— Start of Provided information —

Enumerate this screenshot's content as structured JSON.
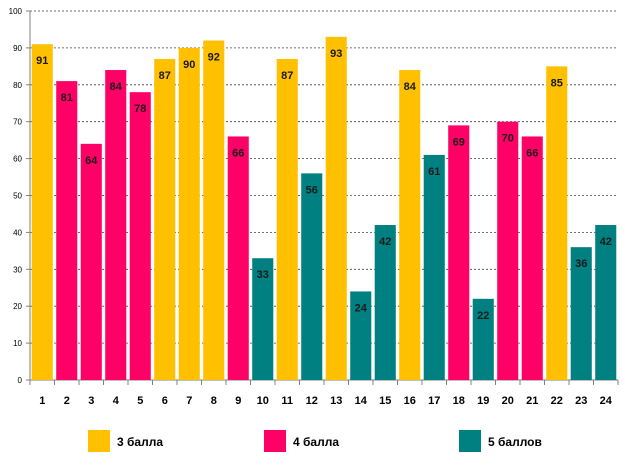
{
  "chart_data": {
    "type": "bar",
    "title": "",
    "xlabel": "",
    "ylabel": "",
    "ylim": [
      0,
      100
    ],
    "yticks": [
      0,
      10,
      20,
      30,
      40,
      50,
      60,
      70,
      80,
      90,
      100
    ],
    "grid": true,
    "categories": [
      "1",
      "2",
      "3",
      "4",
      "5",
      "6",
      "7",
      "8",
      "9",
      "10",
      "11",
      "12",
      "13",
      "14",
      "15",
      "16",
      "17",
      "18",
      "19",
      "20",
      "21",
      "22",
      "23",
      "24"
    ],
    "values": [
      91,
      81,
      64,
      84,
      78,
      87,
      90,
      92,
      66,
      33,
      87,
      56,
      93,
      24,
      42,
      84,
      61,
      69,
      22,
      70,
      66,
      85,
      36,
      42
    ],
    "groups": [
      "g3",
      "g4",
      "g4",
      "g4",
      "g4",
      "g3",
      "g3",
      "g3",
      "g4",
      "g5",
      "g3",
      "g5",
      "g3",
      "g5",
      "g5",
      "g3",
      "g5",
      "g4",
      "g5",
      "g4",
      "g4",
      "g3",
      "g5",
      "g5"
    ],
    "legend": [
      {
        "key": "g3",
        "label": "3 балла",
        "color": "#FFC000"
      },
      {
        "key": "g4",
        "label": "4 балла",
        "color": "#FF0066"
      },
      {
        "key": "g5",
        "label": "5 баллов",
        "color": "#008080"
      }
    ],
    "legend_position": "bottom"
  }
}
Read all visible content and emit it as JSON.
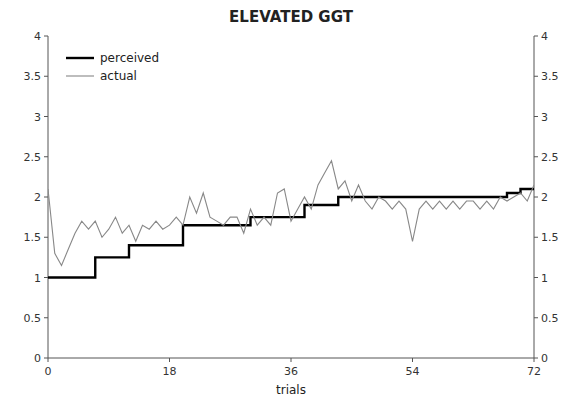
{
  "chart_data": {
    "type": "line",
    "title": "ELEVATED GGT",
    "x_label": "trials",
    "xlim": [
      0,
      72
    ],
    "ylim": [
      0,
      4
    ],
    "xticks": [
      0,
      18,
      36,
      54,
      72
    ],
    "yticks": [
      0,
      0.5,
      1,
      1.5,
      2,
      2.5,
      3,
      3.5,
      4
    ],
    "y2lim": [
      0,
      4
    ],
    "y2ticks": [
      0,
      0.5,
      1,
      1.5,
      2,
      2.5,
      3,
      3.5,
      4
    ],
    "grid": false,
    "legend": "upper left",
    "series": [
      {
        "name": "perceived",
        "color": "#000000",
        "x": [
          0,
          7,
          7,
          12,
          12,
          20,
          20,
          30,
          30,
          38,
          38,
          43,
          43,
          68,
          68,
          70,
          70,
          72
        ],
        "values": [
          1.0,
          1.0,
          1.25,
          1.25,
          1.4,
          1.4,
          1.65,
          1.65,
          1.75,
          1.75,
          1.9,
          1.9,
          2.0,
          2.0,
          2.05,
          2.05,
          2.1,
          2.1
        ]
      },
      {
        "name": "actual",
        "color": "#888888",
        "x": [
          0,
          1,
          2,
          3,
          4,
          5,
          6,
          7,
          8,
          9,
          10,
          11,
          12,
          13,
          14,
          15,
          16,
          17,
          18,
          19,
          20,
          21,
          22,
          23,
          24,
          25,
          26,
          27,
          28,
          29,
          30,
          31,
          32,
          33,
          34,
          35,
          36,
          37,
          38,
          39,
          40,
          41,
          42,
          43,
          44,
          45,
          46,
          47,
          48,
          49,
          50,
          51,
          52,
          53,
          54,
          55,
          56,
          57,
          58,
          59,
          60,
          61,
          62,
          63,
          64,
          65,
          66,
          67,
          68,
          69,
          70,
          71,
          72
        ],
        "values": [
          2.1,
          1.3,
          1.15,
          1.35,
          1.55,
          1.7,
          1.6,
          1.7,
          1.5,
          1.6,
          1.75,
          1.55,
          1.65,
          1.45,
          1.65,
          1.6,
          1.7,
          1.6,
          1.65,
          1.75,
          1.65,
          2.0,
          1.8,
          2.05,
          1.75,
          1.7,
          1.65,
          1.75,
          1.75,
          1.55,
          1.85,
          1.65,
          1.75,
          1.65,
          2.05,
          2.1,
          1.7,
          1.85,
          2.0,
          1.85,
          2.15,
          2.3,
          2.45,
          2.1,
          2.2,
          1.95,
          2.15,
          1.95,
          1.85,
          2.0,
          1.95,
          1.85,
          1.95,
          1.85,
          1.45,
          1.85,
          1.95,
          1.85,
          1.95,
          1.85,
          1.95,
          1.85,
          1.95,
          1.95,
          1.85,
          1.95,
          1.85,
          2.0,
          1.95,
          2.0,
          2.05,
          1.95,
          2.15
        ]
      }
    ]
  }
}
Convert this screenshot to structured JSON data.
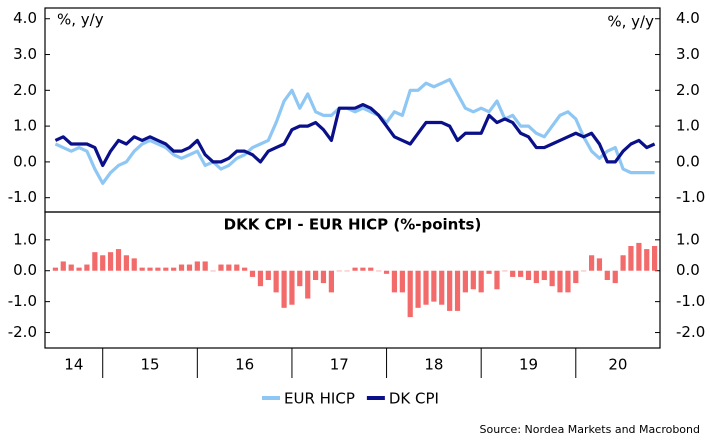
{
  "chart_data": [
    {
      "type": "line",
      "ylabel": "%, y/y",
      "y2label": "%, y/y",
      "x": [
        2014.5,
        2014.583,
        2014.667,
        2014.75,
        2014.833,
        2014.917,
        2015,
        2015.083,
        2015.167,
        2015.25,
        2015.333,
        2015.417,
        2015.5,
        2015.583,
        2015.667,
        2015.75,
        2015.833,
        2015.917,
        2016,
        2016.083,
        2016.167,
        2016.25,
        2016.333,
        2016.417,
        2016.5,
        2016.583,
        2016.667,
        2016.75,
        2016.833,
        2016.917,
        2017,
        2017.083,
        2017.167,
        2017.25,
        2017.333,
        2017.417,
        2017.5,
        2017.583,
        2017.667,
        2017.75,
        2017.833,
        2017.917,
        2018,
        2018.083,
        2018.167,
        2018.25,
        2018.333,
        2018.417,
        2018.5,
        2018.583,
        2018.667,
        2018.75,
        2018.833,
        2018.917,
        2019,
        2019.083,
        2019.167,
        2019.25,
        2019.333,
        2019.417,
        2019.5,
        2019.583,
        2019.667,
        2019.75,
        2019.833,
        2019.917,
        2020,
        2020.083,
        2020.167,
        2020.25,
        2020.333,
        2020.417,
        2020.5,
        2020.583,
        2020.667,
        2020.75,
        2020.833
      ],
      "xlim": [
        2014.39,
        2020.89
      ],
      "series": [
        {
          "name": "EUR HICP",
          "color": "#8fc7f4",
          "values": [
            0.5,
            0.4,
            0.3,
            0.4,
            0.3,
            -0.2,
            -0.6,
            -0.3,
            -0.1,
            0.0,
            0.3,
            0.5,
            0.6,
            0.5,
            0.4,
            0.2,
            0.1,
            0.2,
            0.3,
            -0.1,
            0.0,
            -0.2,
            -0.1,
            0.1,
            0.2,
            0.4,
            0.5,
            0.6,
            1.1,
            1.7,
            2.0,
            1.5,
            1.9,
            1.4,
            1.3,
            1.3,
            1.5,
            1.5,
            1.4,
            1.5,
            1.4,
            1.3,
            1.1,
            1.4,
            1.3,
            2.0,
            2.0,
            2.2,
            2.1,
            2.2,
            2.3,
            1.9,
            1.5,
            1.4,
            1.5,
            1.4,
            1.7,
            1.2,
            1.3,
            1.0,
            1.0,
            0.8,
            0.7,
            1.0,
            1.3,
            1.4,
            1.2,
            0.7,
            0.3,
            0.1,
            0.3,
            0.4,
            -0.2,
            -0.3,
            -0.3,
            -0.3,
            -0.3
          ]
        },
        {
          "name": "DK CPI",
          "color": "#0a0f8a",
          "values": [
            0.6,
            0.7,
            0.5,
            0.5,
            0.5,
            0.4,
            -0.1,
            0.3,
            0.6,
            0.5,
            0.7,
            0.6,
            0.7,
            0.6,
            0.5,
            0.3,
            0.3,
            0.4,
            0.6,
            0.2,
            0.0,
            0.0,
            0.1,
            0.3,
            0.3,
            0.2,
            0.0,
            0.3,
            0.4,
            0.5,
            0.9,
            1.0,
            1.0,
            1.1,
            0.9,
            0.6,
            1.5,
            1.5,
            1.5,
            1.6,
            1.5,
            1.3,
            1.0,
            0.7,
            0.6,
            0.5,
            0.8,
            1.1,
            1.1,
            1.1,
            1.0,
            0.6,
            0.8,
            0.8,
            0.8,
            1.3,
            1.1,
            1.2,
            1.1,
            0.8,
            0.7,
            0.4,
            0.4,
            0.5,
            0.6,
            0.7,
            0.8,
            0.7,
            0.8,
            0.5,
            0.0,
            0.0,
            0.3,
            0.5,
            0.6,
            0.4,
            0.5
          ]
        }
      ],
      "ylim": [
        -1.4,
        4.3
      ],
      "yticks": [
        {
          "value": 4,
          "label": "4.0"
        },
        {
          "value": 3,
          "label": "3.0"
        },
        {
          "value": 2,
          "label": "2.0"
        },
        {
          "value": 1,
          "label": "1.0"
        },
        {
          "value": 0,
          "label": "0.0"
        },
        {
          "value": -1,
          "label": "-1.0"
        }
      ],
      "y2lim": [
        -1.4,
        4.3
      ],
      "y2ticks": [
        {
          "value": 4,
          "label": "4.0"
        },
        {
          "value": 3,
          "label": "3.0"
        },
        {
          "value": 2,
          "label": "2.0"
        },
        {
          "value": 1,
          "label": "1.0"
        },
        {
          "value": 0,
          "label": "0.0"
        },
        {
          "value": -1,
          "label": "-1.0"
        }
      ]
    },
    {
      "type": "bar",
      "title": "DKK CPI - EUR HICP (%-points)",
      "x": [
        2014.5,
        2014.583,
        2014.667,
        2014.75,
        2014.833,
        2014.917,
        2015,
        2015.083,
        2015.167,
        2015.25,
        2015.333,
        2015.417,
        2015.5,
        2015.583,
        2015.667,
        2015.75,
        2015.833,
        2015.917,
        2016,
        2016.083,
        2016.167,
        2016.25,
        2016.333,
        2016.417,
        2016.5,
        2016.583,
        2016.667,
        2016.75,
        2016.833,
        2016.917,
        2017,
        2017.083,
        2017.167,
        2017.25,
        2017.333,
        2017.417,
        2017.5,
        2017.583,
        2017.667,
        2017.75,
        2017.833,
        2017.917,
        2018,
        2018.083,
        2018.167,
        2018.25,
        2018.333,
        2018.417,
        2018.5,
        2018.583,
        2018.667,
        2018.75,
        2018.833,
        2018.917,
        2019,
        2019.083,
        2019.167,
        2019.25,
        2019.333,
        2019.417,
        2019.5,
        2019.583,
        2019.667,
        2019.75,
        2019.833,
        2019.917,
        2020,
        2020.083,
        2020.167,
        2020.25,
        2020.333,
        2020.417,
        2020.5,
        2020.583,
        2020.667,
        2020.75,
        2020.833
      ],
      "xlim": [
        2014.39,
        2020.89
      ],
      "xticks": [
        {
          "value": 2014,
          "label": "14"
        },
        {
          "value": 2015,
          "label": "15"
        },
        {
          "value": 2016,
          "label": "16"
        },
        {
          "value": 2017,
          "label": "17"
        },
        {
          "value": 2018,
          "label": "18"
        },
        {
          "value": 2019,
          "label": "19"
        },
        {
          "value": 2020,
          "label": "20"
        }
      ],
      "color": "#f26a6a",
      "values": [
        0.1,
        0.3,
        0.2,
        0.1,
        0.2,
        0.6,
        0.5,
        0.6,
        0.7,
        0.5,
        0.4,
        0.1,
        0.1,
        0.1,
        0.1,
        0.1,
        0.2,
        0.2,
        0.3,
        0.3,
        0.0,
        0.2,
        0.2,
        0.2,
        0.1,
        -0.2,
        -0.5,
        -0.3,
        -0.7,
        -1.2,
        -1.1,
        -0.5,
        -0.9,
        -0.3,
        -0.4,
        -0.7,
        0.0,
        0.0,
        0.1,
        0.1,
        0.1,
        0.0,
        -0.1,
        -0.7,
        -0.7,
        -1.5,
        -1.2,
        -1.1,
        -1.0,
        -1.1,
        -1.3,
        -1.3,
        -0.7,
        -0.6,
        -0.7,
        -0.1,
        -0.6,
        0.0,
        -0.2,
        -0.2,
        -0.3,
        -0.4,
        -0.3,
        -0.5,
        -0.7,
        -0.7,
        -0.4,
        0.0,
        0.5,
        0.4,
        -0.3,
        -0.4,
        0.5,
        0.8,
        0.9,
        0.7,
        0.8
      ],
      "ylim": [
        -2.5,
        1.9
      ],
      "yticks": [
        {
          "value": 1,
          "label": "1.0"
        },
        {
          "value": 0,
          "label": "0.0"
        },
        {
          "value": -1,
          "label": "-1.0"
        },
        {
          "value": -2,
          "label": "-2.0"
        }
      ],
      "y2lim": [
        -2.5,
        1.9
      ],
      "y2ticks": [
        {
          "value": 1,
          "label": "1.0"
        },
        {
          "value": 0,
          "label": "0.0"
        },
        {
          "value": -1,
          "label": "-1.0"
        },
        {
          "value": -2,
          "label": "-2.0"
        }
      ]
    }
  ],
  "source": "Source: Nordea Markets and Macrobond"
}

— End of Provided information —

» **Goal of the exercise**:
Provide only the count of lines in the data above that include the string "title".

» **Task answer**:
3